**What is required**
Retype the records below exactly as they appear, but leave out any pictures.
::: Supplied records
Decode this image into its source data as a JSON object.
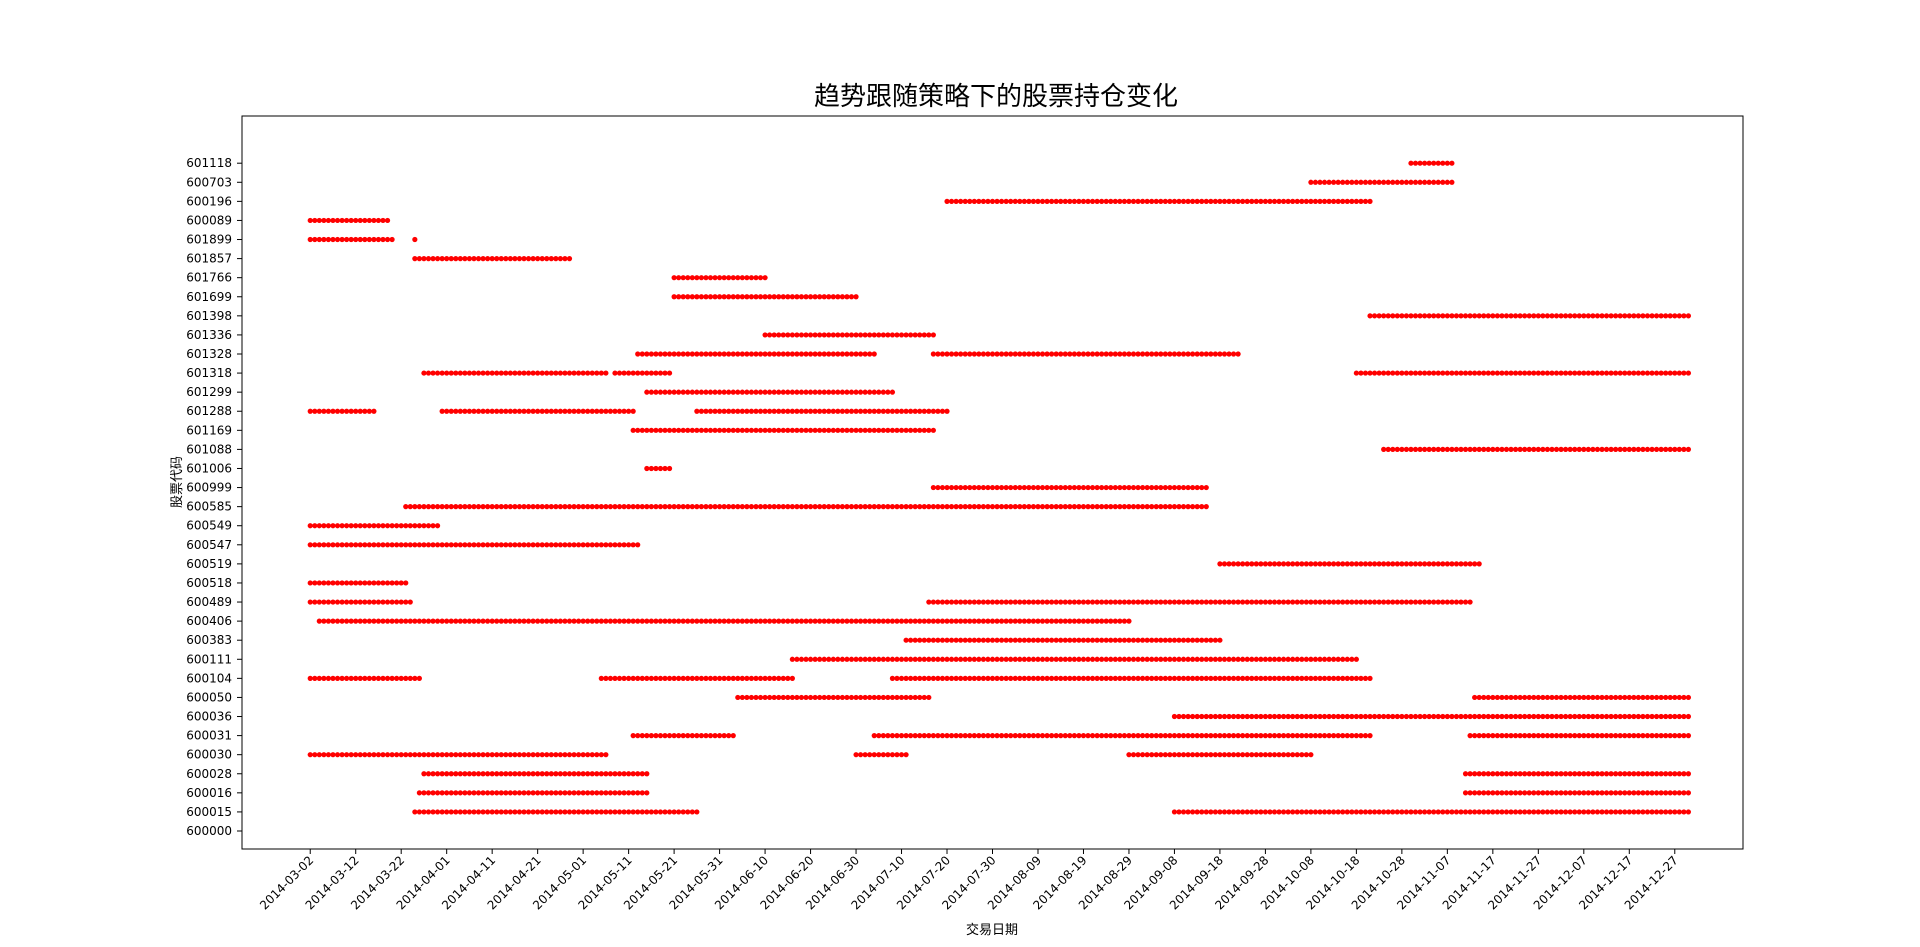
{
  "chart_data": {
    "type": "scatter",
    "title": "趋势跟随策略下的股票持仓变化",
    "xlabel": "交易日期",
    "ylabel": "股票代码",
    "x_ticks": [
      "2014-03-02",
      "2014-03-12",
      "2014-03-22",
      "2014-04-01",
      "2014-04-11",
      "2014-04-21",
      "2014-05-01",
      "2014-05-11",
      "2014-05-21",
      "2014-05-31",
      "2014-06-10",
      "2014-06-20",
      "2014-06-30",
      "2014-07-10",
      "2014-07-20",
      "2014-07-30",
      "2014-08-09",
      "2014-08-19",
      "2014-08-29",
      "2014-09-08",
      "2014-09-18",
      "2014-09-28",
      "2014-10-08",
      "2014-10-18",
      "2014-10-28",
      "2014-11-07",
      "2014-11-17",
      "2014-11-27",
      "2014-12-07",
      "2014-12-17",
      "2014-12-27"
    ],
    "xlim": [
      "2014-02-15",
      "2015-01-11"
    ],
    "y_categories": [
      "600000",
      "600015",
      "600016",
      "600028",
      "600030",
      "600031",
      "600036",
      "600050",
      "600104",
      "600111",
      "600383",
      "600406",
      "600489",
      "600518",
      "600519",
      "600547",
      "600549",
      "600585",
      "600999",
      "601006",
      "601088",
      "601169",
      "601288",
      "601299",
      "601318",
      "601328",
      "601336",
      "601398",
      "601699",
      "601766",
      "601857",
      "601899",
      "600089",
      "600196",
      "600703",
      "601118"
    ],
    "marker": "circle",
    "color": "#ff0000",
    "holding_periods": [
      {
        "stock": "600015",
        "start": "2014-03-25",
        "end": "2014-05-26"
      },
      {
        "stock": "600015",
        "start": "2014-09-08",
        "end": "2014-12-30"
      },
      {
        "stock": "600016",
        "start": "2014-03-26",
        "end": "2014-05-15"
      },
      {
        "stock": "600016",
        "start": "2014-11-11",
        "end": "2014-12-30"
      },
      {
        "stock": "600028",
        "start": "2014-03-27",
        "end": "2014-05-15"
      },
      {
        "stock": "600028",
        "start": "2014-11-11",
        "end": "2014-12-30"
      },
      {
        "stock": "600030",
        "start": "2014-03-02",
        "end": "2014-05-06"
      },
      {
        "stock": "600030",
        "start": "2014-06-30",
        "end": "2014-07-11"
      },
      {
        "stock": "600030",
        "start": "2014-08-29",
        "end": "2014-10-08"
      },
      {
        "stock": "600031",
        "start": "2014-05-12",
        "end": "2014-06-03"
      },
      {
        "stock": "600031",
        "start": "2014-07-04",
        "end": "2014-10-21"
      },
      {
        "stock": "600031",
        "start": "2014-11-12",
        "end": "2014-12-30"
      },
      {
        "stock": "600036",
        "start": "2014-09-08",
        "end": "2014-12-30"
      },
      {
        "stock": "600050",
        "start": "2014-06-04",
        "end": "2014-07-16"
      },
      {
        "stock": "600050",
        "start": "2014-11-13",
        "end": "2014-12-30"
      },
      {
        "stock": "600104",
        "start": "2014-03-02",
        "end": "2014-03-26"
      },
      {
        "stock": "600104",
        "start": "2014-05-05",
        "end": "2014-06-16"
      },
      {
        "stock": "600104",
        "start": "2014-07-08",
        "end": "2014-10-21"
      },
      {
        "stock": "600111",
        "start": "2014-06-16",
        "end": "2014-10-18"
      },
      {
        "stock": "600383",
        "start": "2014-07-11",
        "end": "2014-09-18"
      },
      {
        "stock": "600406",
        "start": "2014-03-04",
        "end": "2014-08-29"
      },
      {
        "stock": "600489",
        "start": "2014-03-02",
        "end": "2014-03-24"
      },
      {
        "stock": "600489",
        "start": "2014-07-16",
        "end": "2014-11-12"
      },
      {
        "stock": "600518",
        "start": "2014-03-02",
        "end": "2014-03-23"
      },
      {
        "stock": "600519",
        "start": "2014-09-18",
        "end": "2014-11-14"
      },
      {
        "stock": "600547",
        "start": "2014-03-02",
        "end": "2014-05-13"
      },
      {
        "stock": "600549",
        "start": "2014-03-02",
        "end": "2014-03-30"
      },
      {
        "stock": "600585",
        "start": "2014-03-23",
        "end": "2014-09-15"
      },
      {
        "stock": "600999",
        "start": "2014-07-17",
        "end": "2014-09-15"
      },
      {
        "stock": "601006",
        "start": "2014-05-15",
        "end": "2014-05-20"
      },
      {
        "stock": "601088",
        "start": "2014-10-24",
        "end": "2014-12-30"
      },
      {
        "stock": "601169",
        "start": "2014-05-12",
        "end": "2014-07-17"
      },
      {
        "stock": "601288",
        "start": "2014-03-02",
        "end": "2014-03-16"
      },
      {
        "stock": "601288",
        "start": "2014-03-31",
        "end": "2014-05-12"
      },
      {
        "stock": "601288",
        "start": "2014-05-26",
        "end": "2014-07-20"
      },
      {
        "stock": "601299",
        "start": "2014-05-15",
        "end": "2014-07-08"
      },
      {
        "stock": "601318",
        "start": "2014-03-27",
        "end": "2014-05-06"
      },
      {
        "stock": "601318",
        "start": "2014-05-08",
        "end": "2014-05-20"
      },
      {
        "stock": "601318",
        "start": "2014-10-18",
        "end": "2014-12-30"
      },
      {
        "stock": "601328",
        "start": "2014-05-13",
        "end": "2014-07-04"
      },
      {
        "stock": "601328",
        "start": "2014-07-17",
        "end": "2014-09-22"
      },
      {
        "stock": "601336",
        "start": "2014-06-10",
        "end": "2014-07-17"
      },
      {
        "stock": "601398",
        "start": "2014-10-21",
        "end": "2014-12-30"
      },
      {
        "stock": "601699",
        "start": "2014-05-21",
        "end": "2014-06-30"
      },
      {
        "stock": "601766",
        "start": "2014-05-21",
        "end": "2014-06-10"
      },
      {
        "stock": "601857",
        "start": "2014-03-25",
        "end": "2014-04-28"
      },
      {
        "stock": "601899",
        "start": "2014-03-02",
        "end": "2014-03-20"
      },
      {
        "stock": "601899",
        "start": "2014-03-25",
        "end": "2014-03-25"
      },
      {
        "stock": "600089",
        "start": "2014-03-02",
        "end": "2014-03-19"
      },
      {
        "stock": "600196",
        "start": "2014-07-20",
        "end": "2014-10-21"
      },
      {
        "stock": "600703",
        "start": "2014-10-08",
        "end": "2014-11-08"
      },
      {
        "stock": "601118",
        "start": "2014-10-30",
        "end": "2014-11-08"
      }
    ]
  }
}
::::::
**Result of the exercise**
Decode this image into its source data as a JSON object.
{
  "chart_data": {
    "type": "scatter",
    "title": "趋势跟随策略下的股票持仓变化",
    "xlabel": "交易日期",
    "ylabel": "股票代码",
    "x_ticks": [
      "2014-03-02",
      "2014-03-12",
      "2014-03-22",
      "2014-04-01",
      "2014-04-11",
      "2014-04-21",
      "2014-05-01",
      "2014-05-11",
      "2014-05-21",
      "2014-05-31",
      "2014-06-10",
      "2014-06-20",
      "2014-06-30",
      "2014-07-10",
      "2014-07-20",
      "2014-07-30",
      "2014-08-09",
      "2014-08-19",
      "2014-08-29",
      "2014-09-08",
      "2014-09-18",
      "2014-09-28",
      "2014-10-08",
      "2014-10-18",
      "2014-10-28",
      "2014-11-07",
      "2014-11-17",
      "2014-11-27",
      "2014-12-07",
      "2014-12-17",
      "2014-12-27"
    ],
    "xlim": [
      "2014-02-15",
      "2015-01-11"
    ],
    "y_categories": [
      "600000",
      "600015",
      "600016",
      "600028",
      "600030",
      "600031",
      "600036",
      "600050",
      "600104",
      "600111",
      "600383",
      "600406",
      "600489",
      "600518",
      "600519",
      "600547",
      "600549",
      "600585",
      "600999",
      "601006",
      "601088",
      "601169",
      "601288",
      "601299",
      "601318",
      "601328",
      "601336",
      "601398",
      "601699",
      "601766",
      "601857",
      "601899",
      "600089",
      "600196",
      "600703",
      "601118"
    ],
    "marker": "circle",
    "color": "#ff0000",
    "holding_periods": [
      {
        "stock": "600015",
        "start": "2014-03-25",
        "end": "2014-05-26"
      },
      {
        "stock": "600015",
        "start": "2014-09-08",
        "end": "2014-12-30"
      },
      {
        "stock": "600016",
        "start": "2014-03-26",
        "end": "2014-05-15"
      },
      {
        "stock": "600016",
        "start": "2014-11-11",
        "end": "2014-12-30"
      },
      {
        "stock": "600028",
        "start": "2014-03-27",
        "end": "2014-05-15"
      },
      {
        "stock": "600028",
        "start": "2014-11-11",
        "end": "2014-12-30"
      },
      {
        "stock": "600030",
        "start": "2014-03-02",
        "end": "2014-05-06"
      },
      {
        "stock": "600030",
        "start": "2014-06-30",
        "end": "2014-07-11"
      },
      {
        "stock": "600030",
        "start": "2014-08-29",
        "end": "2014-10-08"
      },
      {
        "stock": "600031",
        "start": "2014-05-12",
        "end": "2014-06-03"
      },
      {
        "stock": "600031",
        "start": "2014-07-04",
        "end": "2014-10-21"
      },
      {
        "stock": "600031",
        "start": "2014-11-12",
        "end": "2014-12-30"
      },
      {
        "stock": "600036",
        "start": "2014-09-08",
        "end": "2014-12-30"
      },
      {
        "stock": "600050",
        "start": "2014-06-04",
        "end": "2014-07-16"
      },
      {
        "stock": "600050",
        "start": "2014-11-13",
        "end": "2014-12-30"
      },
      {
        "stock": "600104",
        "start": "2014-03-02",
        "end": "2014-03-26"
      },
      {
        "stock": "600104",
        "start": "2014-05-05",
        "end": "2014-06-16"
      },
      {
        "stock": "600104",
        "start": "2014-07-08",
        "end": "2014-10-21"
      },
      {
        "stock": "600111",
        "start": "2014-06-16",
        "end": "2014-10-18"
      },
      {
        "stock": "600383",
        "start": "2014-07-11",
        "end": "2014-09-18"
      },
      {
        "stock": "600406",
        "start": "2014-03-04",
        "end": "2014-08-29"
      },
      {
        "stock": "600489",
        "start": "2014-03-02",
        "end": "2014-03-24"
      },
      {
        "stock": "600489",
        "start": "2014-07-16",
        "end": "2014-11-12"
      },
      {
        "stock": "600518",
        "start": "2014-03-02",
        "end": "2014-03-23"
      },
      {
        "stock": "600519",
        "start": "2014-09-18",
        "end": "2014-11-14"
      },
      {
        "stock": "600547",
        "start": "2014-03-02",
        "end": "2014-05-13"
      },
      {
        "stock": "600549",
        "start": "2014-03-02",
        "end": "2014-03-30"
      },
      {
        "stock": "600585",
        "start": "2014-03-23",
        "end": "2014-09-15"
      },
      {
        "stock": "600999",
        "start": "2014-07-17",
        "end": "2014-09-15"
      },
      {
        "stock": "601006",
        "start": "2014-05-15",
        "end": "2014-05-20"
      },
      {
        "stock": "601088",
        "start": "2014-10-24",
        "end": "2014-12-30"
      },
      {
        "stock": "601169",
        "start": "2014-05-12",
        "end": "2014-07-17"
      },
      {
        "stock": "601288",
        "start": "2014-03-02",
        "end": "2014-03-16"
      },
      {
        "stock": "601288",
        "start": "2014-03-31",
        "end": "2014-05-12"
      },
      {
        "stock": "601288",
        "start": "2014-05-26",
        "end": "2014-07-20"
      },
      {
        "stock": "601299",
        "start": "2014-05-15",
        "end": "2014-07-08"
      },
      {
        "stock": "601318",
        "start": "2014-03-27",
        "end": "2014-05-06"
      },
      {
        "stock": "601318",
        "start": "2014-05-08",
        "end": "2014-05-20"
      },
      {
        "stock": "601318",
        "start": "2014-10-18",
        "end": "2014-12-30"
      },
      {
        "stock": "601328",
        "start": "2014-05-13",
        "end": "2014-07-04"
      },
      {
        "stock": "601328",
        "start": "2014-07-17",
        "end": "2014-09-22"
      },
      {
        "stock": "601336",
        "start": "2014-06-10",
        "end": "2014-07-17"
      },
      {
        "stock": "601398",
        "start": "2014-10-21",
        "end": "2014-12-30"
      },
      {
        "stock": "601699",
        "start": "2014-05-21",
        "end": "2014-06-30"
      },
      {
        "stock": "601766",
        "start": "2014-05-21",
        "end": "2014-06-10"
      },
      {
        "stock": "601857",
        "start": "2014-03-25",
        "end": "2014-04-28"
      },
      {
        "stock": "601899",
        "start": "2014-03-02",
        "end": "2014-03-20"
      },
      {
        "stock": "601899",
        "start": "2014-03-25",
        "end": "2014-03-25"
      },
      {
        "stock": "600089",
        "start": "2014-03-02",
        "end": "2014-03-19"
      },
      {
        "stock": "600196",
        "start": "2014-07-20",
        "end": "2014-10-21"
      },
      {
        "stock": "600703",
        "start": "2014-10-08",
        "end": "2014-11-08"
      },
      {
        "stock": "601118",
        "start": "2014-10-30",
        "end": "2014-11-08"
      }
    ]
  }
}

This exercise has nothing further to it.